▸ **Records provided**
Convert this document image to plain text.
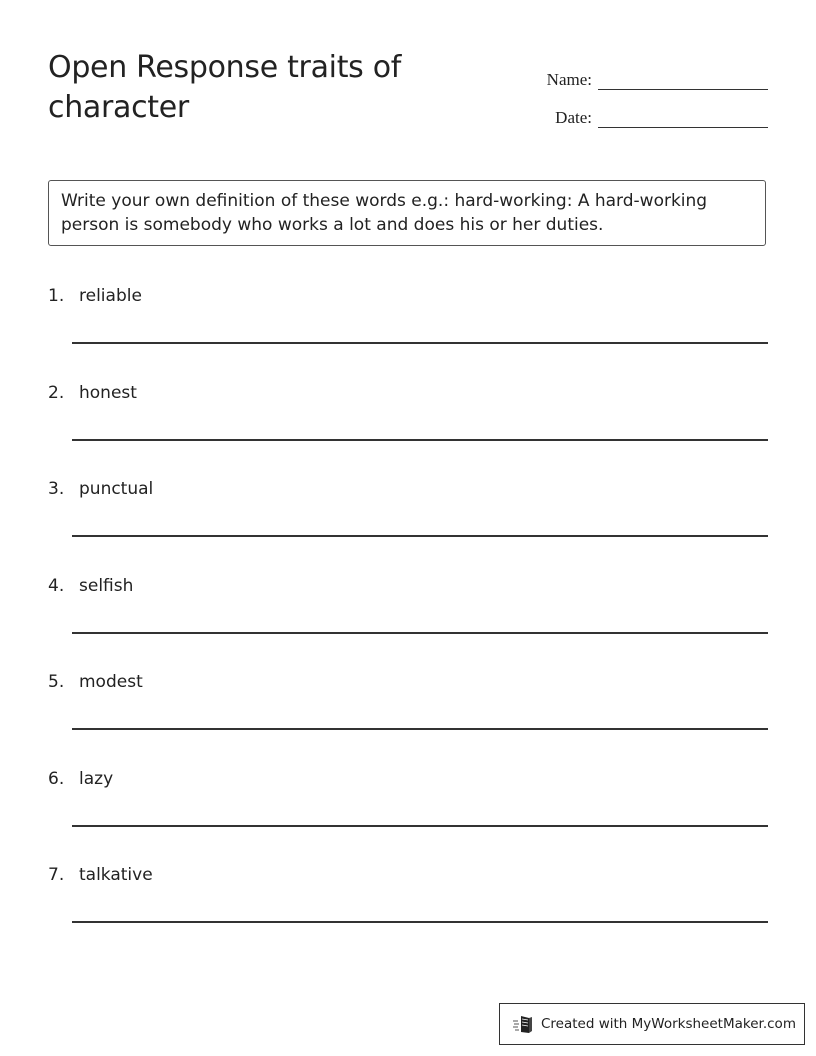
Open Response traits of character
Name:
Date:
Write your own definition of these words e.g.: hard-working: A hard-working person is somebody who works a lot and does his or her duties.
1. reliable
2. honest
3. punctual
4. selfish
5. modest
6. lazy
7. talkative
Created with MyWorksheetMaker.com
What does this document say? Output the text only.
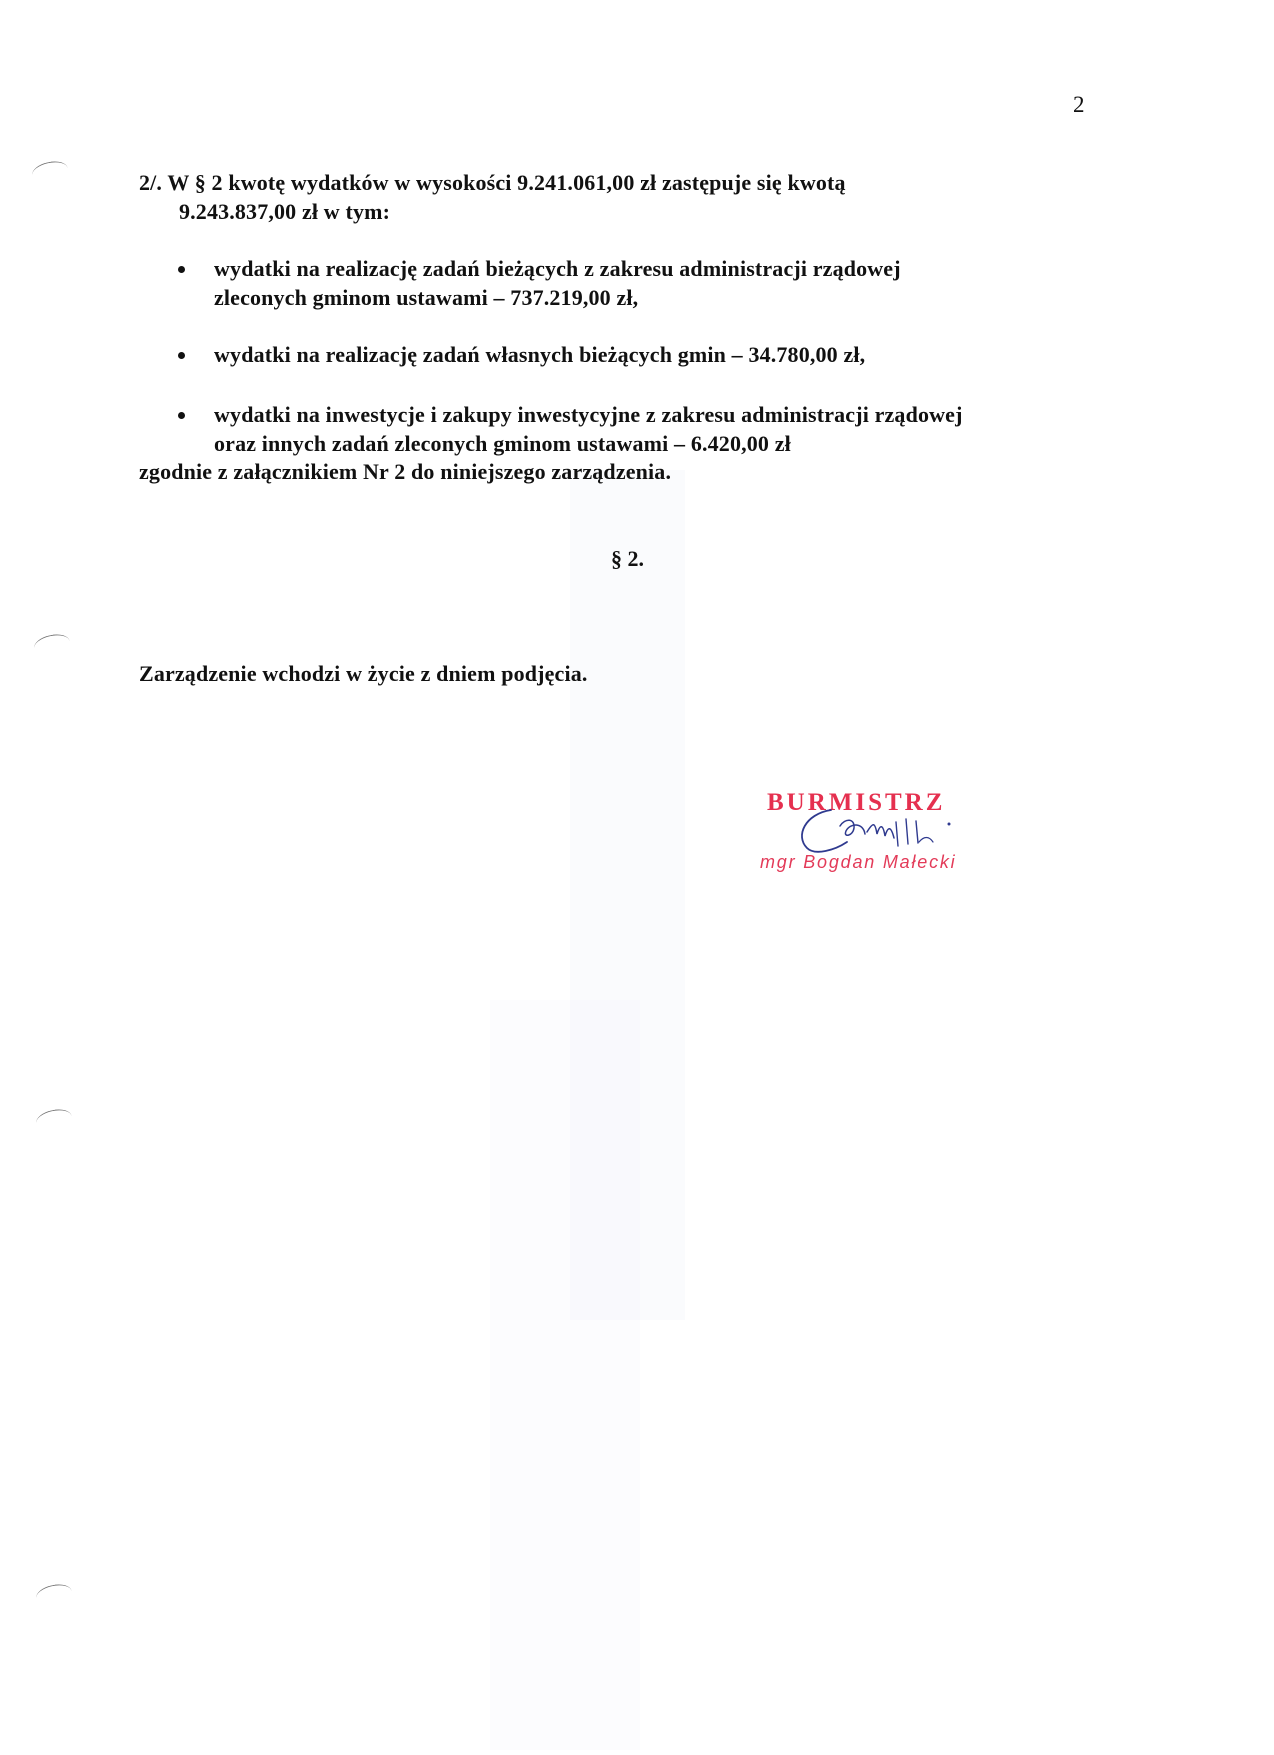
2
2/. W § 2 kwotę wydatków w wysokości 9.241.061,00 zł zastępuje się kwotą
9.243.837,00 zł w tym:
wydatki na realizację zadań bieżących z zakresu administracji rządowej
zleconych gminom ustawami – 737.219,00 zł,
wydatki na realizację zadań własnych bieżących gmin – 34.780,00 zł,
wydatki na inwestycje i zakupy inwestycyjne z zakresu administracji rządowej
oraz innych zadań zleconych gminom ustawami – 6.420,00 zł
zgodnie z załącznikiem Nr 2 do niniejszego zarządzenia.
§ 2.
Zarządzenie wchodzi w życie z dniem podjęcia.
BURMISTRZ
mgr Bogdan Małecki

▸ **Exercise prompt**
Point out every line holding the string "bieżących" and copy it.

▸ **Solution**
wydatki na realizację zadań bieżących z zakresu administracji rządowej
wydatki na realizację zadań własnych bieżących gmin – 34.780,00 zł,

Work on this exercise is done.